▶
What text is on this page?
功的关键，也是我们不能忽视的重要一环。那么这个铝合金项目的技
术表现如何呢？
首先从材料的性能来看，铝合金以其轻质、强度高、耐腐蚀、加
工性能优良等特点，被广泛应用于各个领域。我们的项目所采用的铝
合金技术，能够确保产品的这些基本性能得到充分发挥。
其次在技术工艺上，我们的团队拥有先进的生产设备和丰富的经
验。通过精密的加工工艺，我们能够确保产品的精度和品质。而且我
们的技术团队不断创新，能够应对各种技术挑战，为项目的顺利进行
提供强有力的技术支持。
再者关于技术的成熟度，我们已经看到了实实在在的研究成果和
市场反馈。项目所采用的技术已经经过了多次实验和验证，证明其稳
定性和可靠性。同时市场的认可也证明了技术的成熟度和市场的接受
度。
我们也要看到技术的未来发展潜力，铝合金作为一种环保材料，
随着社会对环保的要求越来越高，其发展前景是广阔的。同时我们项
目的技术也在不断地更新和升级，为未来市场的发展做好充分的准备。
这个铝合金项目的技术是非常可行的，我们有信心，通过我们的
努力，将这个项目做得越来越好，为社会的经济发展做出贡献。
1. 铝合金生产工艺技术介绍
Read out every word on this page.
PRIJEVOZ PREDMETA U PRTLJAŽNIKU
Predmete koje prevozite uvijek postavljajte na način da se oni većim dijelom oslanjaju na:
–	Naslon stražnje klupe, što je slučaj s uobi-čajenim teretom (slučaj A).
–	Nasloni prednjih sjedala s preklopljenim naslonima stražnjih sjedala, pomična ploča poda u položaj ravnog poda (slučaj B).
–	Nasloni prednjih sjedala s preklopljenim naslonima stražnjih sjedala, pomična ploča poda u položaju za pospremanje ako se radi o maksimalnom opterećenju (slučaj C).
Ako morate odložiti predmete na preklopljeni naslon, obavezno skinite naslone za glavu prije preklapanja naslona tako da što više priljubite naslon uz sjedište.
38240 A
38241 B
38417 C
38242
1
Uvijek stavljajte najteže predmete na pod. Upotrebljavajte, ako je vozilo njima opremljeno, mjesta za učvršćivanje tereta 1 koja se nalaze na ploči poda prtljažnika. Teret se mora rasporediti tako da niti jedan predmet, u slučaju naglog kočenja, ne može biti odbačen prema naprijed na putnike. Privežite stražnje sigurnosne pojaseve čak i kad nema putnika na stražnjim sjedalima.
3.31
◀
**Work to do**
Copy every line in the records above that contains the word "stražnje".

**Reply to the exercise**
–	Naslon stražnje klupe, što je slučaj s uobi-čajenim teretom (slučaj A).
Uvijek stavljajte najteže predmete na pod. Upotrebljavajte, ako je vozilo njima opremljeno, mjesta za učvršćivanje tereta 1 koja se nalaze na ploči poda prtljažnika. Teret se mora rasporediti tako da niti jedan predmet, u slučaju naglog kočenja, ne može biti odbačen prema naprijed na putnike. Privežite stražnje sigurnosne pojaseve čak i kad nema putnika na stražnjim sjedalima.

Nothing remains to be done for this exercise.